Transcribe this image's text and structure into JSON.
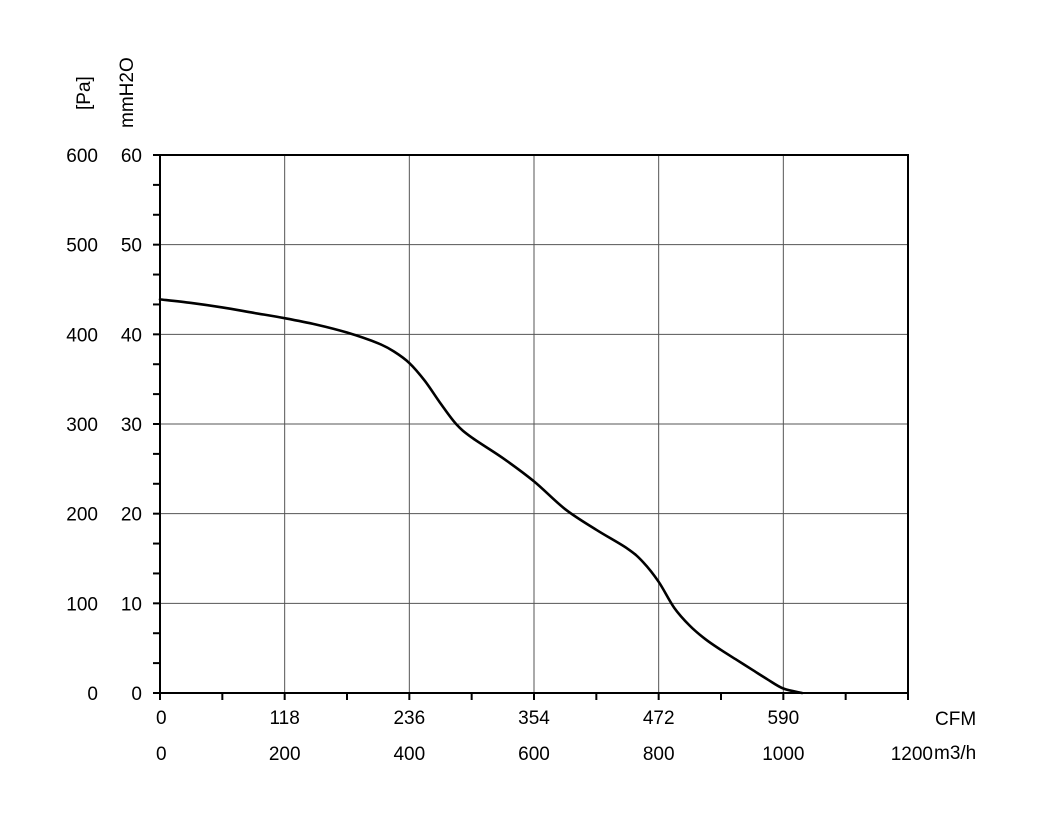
{
  "chart_data": {
    "type": "line",
    "y_axes": [
      {
        "unit_label": "[Pa]",
        "ticks": [
          0,
          100,
          200,
          300,
          400,
          500,
          600
        ],
        "range": [
          0,
          600
        ]
      },
      {
        "unit_label": "mmH2O",
        "ticks": [
          0,
          10,
          20,
          30,
          40,
          50,
          60
        ],
        "range": [
          0,
          60
        ]
      }
    ],
    "x_axes": [
      {
        "unit_label": "CFM",
        "ticks": [
          0,
          118,
          236,
          354,
          472,
          590
        ]
      },
      {
        "unit_label": "m3/h",
        "ticks": [
          0,
          200,
          400,
          600,
          800,
          1000,
          1200
        ],
        "range": [
          0,
          1200
        ]
      }
    ],
    "grid": true,
    "series": [
      {
        "x_unit": "m3/h",
        "y_unit": "Pa",
        "x": [
          0,
          50,
          100,
          150,
          200,
          250,
          300,
          350,
          375,
          400,
          425,
          450,
          475,
          500,
          550,
          600,
          650,
          700,
          750,
          775,
          800,
          825,
          850,
          875,
          900,
          925,
          950,
          975,
          1000,
          1030
        ],
        "y": [
          439,
          435,
          430,
          424,
          418,
          411,
          402,
          390,
          381,
          368,
          348,
          323,
          300,
          285,
          262,
          236,
          205,
          182,
          161,
          146,
          124,
          95,
          75,
          60,
          48,
          37,
          26,
          15,
          5,
          0
        ]
      }
    ]
  }
}
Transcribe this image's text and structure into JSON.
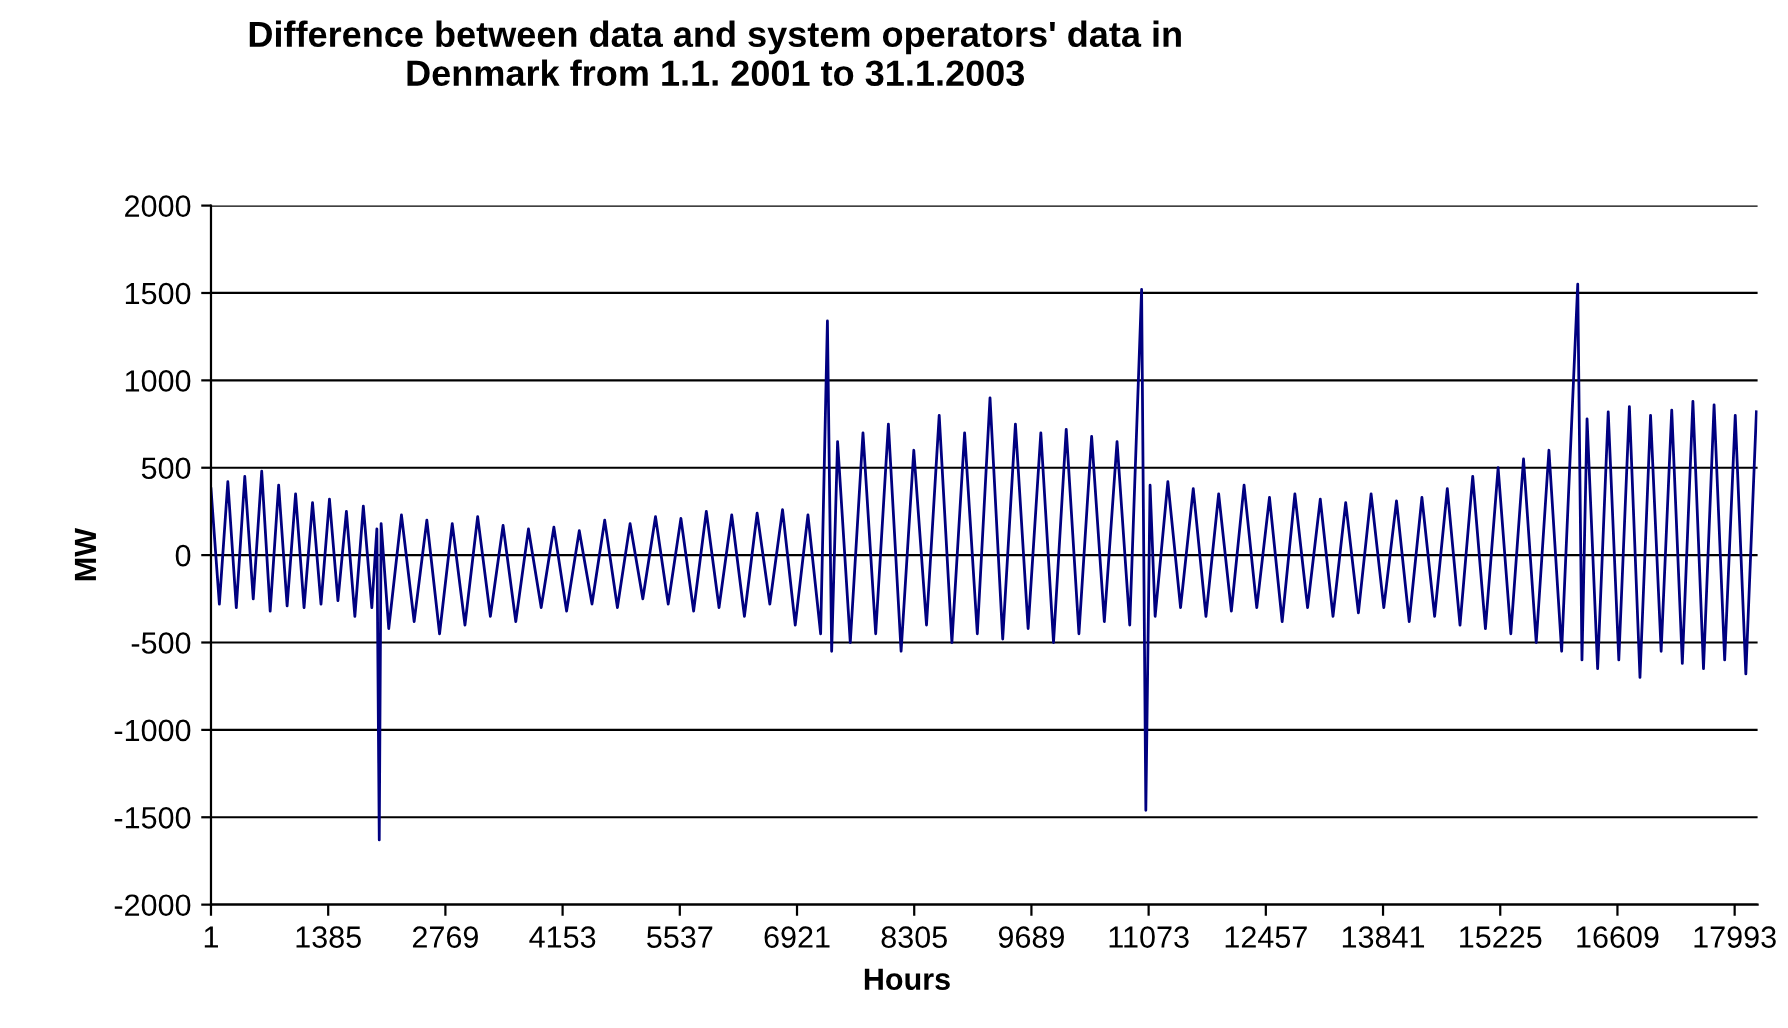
^^^^^^^^^^^^^^^^
_Exercise description_. Copy out all of the material exactly as written, without its pictures.

_Written response_.
Transcribe this image's text and structure into JSON.
{
  "chart_data": {
    "type": "line",
    "y_axes": [
      {
        "unit_label": "[Pa]",
        "ticks": [
          0,
          100,
          200,
          300,
          400,
          500,
          600
        ],
        "range": [
          0,
          600
        ]
      },
      {
        "unit_label": "mmH2O",
        "ticks": [
          0,
          10,
          20,
          30,
          40,
          50,
          60
        ],
        "range": [
          0,
          60
        ]
      }
    ],
    "x_axes": [
      {
        "unit_label": "CFM",
        "ticks": [
          0,
          118,
          236,
          354,
          472,
          590
        ]
      },
      {
        "unit_label": "m3/h",
        "ticks": [
          0,
          200,
          400,
          600,
          800,
          1000,
          1200
        ],
        "range": [
          0,
          1200
        ]
      }
    ],
    "grid": true,
    "series": [
      {
        "x_unit": "m3/h",
        "y_unit": "Pa",
        "x": [
          0,
          50,
          100,
          150,
          200,
          250,
          300,
          350,
          375,
          400,
          425,
          450,
          475,
          500,
          550,
          600,
          650,
          700,
          750,
          775,
          800,
          825,
          850,
          875,
          900,
          925,
          950,
          975,
          1000,
          1030
        ],
        "y": [
          439,
          435,
          430,
          424,
          418,
          411,
          402,
          390,
          381,
          368,
          348,
          323,
          300,
          285,
          262,
          236,
          205,
          182,
          161,
          146,
          124,
          95,
          75,
          60,
          48,
          37,
          26,
          15,
          5,
          0
        ]
      }
    ]
  }
}
Transcribe this image's text and structure into JSON.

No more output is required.